### DESCRIPTION OF THE TASK:
Copy each line of the records below word for word.
━━━━━ RAW DATA
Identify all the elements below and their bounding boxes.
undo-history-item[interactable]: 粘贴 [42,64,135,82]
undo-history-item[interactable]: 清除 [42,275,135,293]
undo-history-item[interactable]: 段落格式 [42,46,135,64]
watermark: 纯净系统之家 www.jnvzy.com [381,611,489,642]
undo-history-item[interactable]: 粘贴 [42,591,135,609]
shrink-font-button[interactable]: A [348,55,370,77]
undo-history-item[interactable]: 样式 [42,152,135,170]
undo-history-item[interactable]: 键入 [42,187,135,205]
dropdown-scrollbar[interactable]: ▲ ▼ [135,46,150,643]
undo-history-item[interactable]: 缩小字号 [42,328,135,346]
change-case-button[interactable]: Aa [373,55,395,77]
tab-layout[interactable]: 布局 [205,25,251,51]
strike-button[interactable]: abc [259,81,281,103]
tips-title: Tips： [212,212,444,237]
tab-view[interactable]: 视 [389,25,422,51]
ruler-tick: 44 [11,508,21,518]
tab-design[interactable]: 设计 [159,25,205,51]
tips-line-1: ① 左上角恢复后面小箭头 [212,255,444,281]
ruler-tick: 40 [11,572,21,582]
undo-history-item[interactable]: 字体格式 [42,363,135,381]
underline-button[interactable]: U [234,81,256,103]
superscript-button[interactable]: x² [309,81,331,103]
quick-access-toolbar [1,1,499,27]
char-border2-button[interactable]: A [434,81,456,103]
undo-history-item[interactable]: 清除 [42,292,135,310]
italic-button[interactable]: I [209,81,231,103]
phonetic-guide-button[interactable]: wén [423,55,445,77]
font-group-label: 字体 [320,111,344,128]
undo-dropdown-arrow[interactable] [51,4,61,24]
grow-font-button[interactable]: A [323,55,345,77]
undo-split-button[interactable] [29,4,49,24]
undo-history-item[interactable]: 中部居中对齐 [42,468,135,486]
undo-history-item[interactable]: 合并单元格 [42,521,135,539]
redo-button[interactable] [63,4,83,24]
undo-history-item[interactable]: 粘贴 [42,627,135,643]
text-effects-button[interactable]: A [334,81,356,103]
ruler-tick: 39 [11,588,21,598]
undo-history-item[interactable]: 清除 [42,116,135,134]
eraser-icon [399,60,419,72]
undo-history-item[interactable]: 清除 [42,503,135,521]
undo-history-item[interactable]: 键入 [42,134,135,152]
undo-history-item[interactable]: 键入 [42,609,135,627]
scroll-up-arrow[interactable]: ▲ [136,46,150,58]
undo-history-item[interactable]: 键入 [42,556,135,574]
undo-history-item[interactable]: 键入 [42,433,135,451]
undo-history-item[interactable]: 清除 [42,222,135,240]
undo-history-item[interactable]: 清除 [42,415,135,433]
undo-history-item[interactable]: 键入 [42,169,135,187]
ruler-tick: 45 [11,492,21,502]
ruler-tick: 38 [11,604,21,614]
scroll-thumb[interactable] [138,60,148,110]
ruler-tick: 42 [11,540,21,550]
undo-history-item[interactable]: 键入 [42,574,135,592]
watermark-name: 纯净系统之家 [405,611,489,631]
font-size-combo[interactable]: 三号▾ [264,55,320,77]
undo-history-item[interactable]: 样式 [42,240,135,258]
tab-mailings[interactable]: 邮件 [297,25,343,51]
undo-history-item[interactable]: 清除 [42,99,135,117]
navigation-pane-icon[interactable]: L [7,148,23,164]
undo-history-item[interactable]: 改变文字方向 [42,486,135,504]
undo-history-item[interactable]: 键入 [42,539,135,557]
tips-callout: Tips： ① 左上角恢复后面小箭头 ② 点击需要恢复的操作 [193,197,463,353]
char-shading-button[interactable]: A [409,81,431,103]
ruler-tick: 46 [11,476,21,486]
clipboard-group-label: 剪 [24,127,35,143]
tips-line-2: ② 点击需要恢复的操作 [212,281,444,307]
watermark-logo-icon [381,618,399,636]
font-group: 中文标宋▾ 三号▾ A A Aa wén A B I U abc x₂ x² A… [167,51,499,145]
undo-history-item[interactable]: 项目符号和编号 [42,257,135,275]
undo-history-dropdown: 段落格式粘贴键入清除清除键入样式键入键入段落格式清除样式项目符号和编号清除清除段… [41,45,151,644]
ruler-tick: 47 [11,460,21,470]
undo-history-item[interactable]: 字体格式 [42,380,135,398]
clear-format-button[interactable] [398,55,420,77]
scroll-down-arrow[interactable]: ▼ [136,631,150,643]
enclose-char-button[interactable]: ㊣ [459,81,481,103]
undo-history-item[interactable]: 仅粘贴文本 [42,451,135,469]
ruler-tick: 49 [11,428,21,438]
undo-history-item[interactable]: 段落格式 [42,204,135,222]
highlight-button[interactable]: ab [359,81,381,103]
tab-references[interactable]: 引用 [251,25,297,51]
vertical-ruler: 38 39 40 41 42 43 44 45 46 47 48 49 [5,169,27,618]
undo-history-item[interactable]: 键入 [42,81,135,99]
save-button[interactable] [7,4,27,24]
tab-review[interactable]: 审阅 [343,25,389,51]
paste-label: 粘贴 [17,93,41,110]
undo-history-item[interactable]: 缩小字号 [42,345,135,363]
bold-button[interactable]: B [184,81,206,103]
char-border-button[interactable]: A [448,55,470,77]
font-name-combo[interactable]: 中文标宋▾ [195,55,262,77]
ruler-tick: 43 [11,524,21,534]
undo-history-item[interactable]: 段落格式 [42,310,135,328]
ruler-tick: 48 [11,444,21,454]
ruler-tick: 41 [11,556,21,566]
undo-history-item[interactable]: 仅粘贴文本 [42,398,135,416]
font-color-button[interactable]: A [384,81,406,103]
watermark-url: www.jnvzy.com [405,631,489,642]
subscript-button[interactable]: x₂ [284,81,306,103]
━━━━━━━━━━
### EXERCISE OUTPUT:
Identify all the elements below and their bounding boxes.
undo-history-item[interactable]: 粘贴 [42,64,135,82]
undo-history-item[interactable]: 清除 [42,275,135,293]
undo-history-item[interactable]: 段落格式 [42,46,135,64]
watermark: 纯净系统之家 www.jnvzy.com [381,611,489,642]
undo-history-item[interactable]: 粘贴 [42,591,135,609]
shrink-font-button[interactable]: A [348,55,370,77]
undo-history-item[interactable]: 样式 [42,152,135,170]
undo-history-item[interactable]: 键入 [42,187,135,205]
dropdown-scrollbar[interactable]: ▲ ▼ [135,46,150,643]
undo-history-item[interactable]: 缩小字号 [42,328,135,346]
change-case-button[interactable]: Aa [373,55,395,77]
tab-layout[interactable]: 布局 [205,25,251,51]
strike-button[interactable]: abc [259,81,281,103]
tips-title: Tips： [212,212,444,237]
tab-view[interactable]: 视 [389,25,422,51]
ruler-tick: 44 [11,508,21,518]
tab-design[interactable]: 设计 [159,25,205,51]
tips-line-1: ① 左上角恢复后面小箭头 [212,255,444,281]
ruler-tick: 40 [11,572,21,582]
undo-history-item[interactable]: 字体格式 [42,363,135,381]
underline-button[interactable]: U [234,81,256,103]
superscript-button[interactable]: x² [309,81,331,103]
quick-access-toolbar [1,1,499,27]
char-border2-button[interactable]: A [434,81,456,103]
undo-history-item[interactable]: 清除 [42,292,135,310]
italic-button[interactable]: I [209,81,231,103]
phonetic-guide-button[interactable]: wén [423,55,445,77]
font-group-label: 字体 [320,111,344,128]
undo-dropdown-arrow[interactable] [51,4,61,24]
grow-font-button[interactable]: A [323,55,345,77]
undo-split-button[interactable] [29,4,49,24]
undo-history-item[interactable]: 中部居中对齐 [42,468,135,486]
undo-history-item[interactable]: 合并单元格 [42,521,135,539]
redo-button[interactable] [63,4,83,24]
undo-history-item[interactable]: 粘贴 [42,627,135,643]
text-effects-button[interactable]: A [334,81,356,103]
ruler-tick: 39 [11,588,21,598]
undo-history-item[interactable]: 清除 [42,116,135,134]
eraser-icon [399,60,419,72]
undo-history-item[interactable]: 清除 [42,503,135,521]
undo-history-item[interactable]: 键入 [42,134,135,152]
undo-history-item[interactable]: 键入 [42,609,135,627]
scroll-up-arrow[interactable]: ▲ [136,46,150,58]
undo-history-item[interactable]: 键入 [42,556,135,574]
undo-history-item[interactable]: 键入 [42,433,135,451]
undo-history-item[interactable]: 清除 [42,222,135,240]
undo-history-item[interactable]: 清除 [42,415,135,433]
undo-history-item[interactable]: 键入 [42,169,135,187]
ruler-tick: 45 [11,492,21,502]
ruler-tick: 38 [11,604,21,614]
scroll-thumb[interactable] [138,60,148,110]
ruler-tick: 42 [11,540,21,550]
undo-history-item[interactable]: 键入 [42,574,135,592]
watermark-name: 纯净系统之家 [405,611,489,631]
font-size-combo[interactable]: 三号▾ [264,55,320,77]
undo-history-item[interactable]: 样式 [42,240,135,258]
tab-mailings[interactable]: 邮件 [297,25,343,51]
undo-history-item[interactable]: 清除 [42,99,135,117]
navigation-pane-icon[interactable]: L [7,148,23,164]
undo-history-item[interactable]: 改变文字方向 [42,486,135,504]
undo-history-item[interactable]: 键入 [42,539,135,557]
tips-callout: Tips： ① 左上角恢复后面小箭头 ② 点击需要恢复的操作 [193,197,463,353]
char-shading-button[interactable]: A [409,81,431,103]
ruler-tick: 46 [11,476,21,486]
clipboard-group-label: 剪 [24,127,35,143]
tips-line-2: ② 点击需要恢复的操作 [212,281,444,307]
watermark-logo-icon [381,618,399,636]
font-group: 中文标宋▾ 三号▾ A A Aa wén A B I U abc x₂ x² A… [167,51,499,145]
undo-history-item[interactable]: 项目符号和编号 [42,257,135,275]
undo-history-dropdown: 段落格式粘贴键入清除清除键入样式键入键入段落格式清除样式项目符号和编号清除清除段… [41,45,151,644]
ruler-tick: 47 [11,460,21,470]
undo-history-item[interactable]: 字体格式 [42,380,135,398]
clear-format-button[interactable] [398,55,420,77]
scroll-down-arrow[interactable]: ▼ [136,631,150,643]
enclose-char-button[interactable]: ㊣ [459,81,481,103]
undo-history-item[interactable]: 仅粘贴文本 [42,451,135,469]
ruler-tick: 49 [11,428,21,438]
undo-history-item[interactable]: 段落格式 [42,204,135,222]
highlight-button[interactable]: ab [359,81,381,103]
tab-references[interactable]: 引用 [251,25,297,51]
vertical-ruler: 38 39 40 41 42 43 44 45 46 47 48 49 [5,169,27,618]
undo-history-item[interactable]: 键入 [42,81,135,99]
save-button[interactable] [7,4,27,24]
tab-review[interactable]: 审阅 [343,25,389,51]
paste-label: 粘贴 [17,93,41,110]
undo-history-item[interactable]: 缩小字号 [42,345,135,363]
bold-button[interactable]: B [184,81,206,103]
char-border-button[interactable]: A [448,55,470,77]
font-name-combo[interactable]: 中文标宋▾ [195,55,262,77]
ruler-tick: 43 [11,524,21,534]
undo-history-item[interactable]: 段落格式 [42,310,135,328]
ruler-tick: 48 [11,444,21,454]
ruler-tick: 41 [11,556,21,566]
undo-history-item[interactable]: 仅粘贴文本 [42,398,135,416]
font-color-button[interactable]: A [384,81,406,103]
watermark-url: www.jnvzy.com [405,631,489,642]
subscript-button[interactable]: x₂ [284,81,306,103]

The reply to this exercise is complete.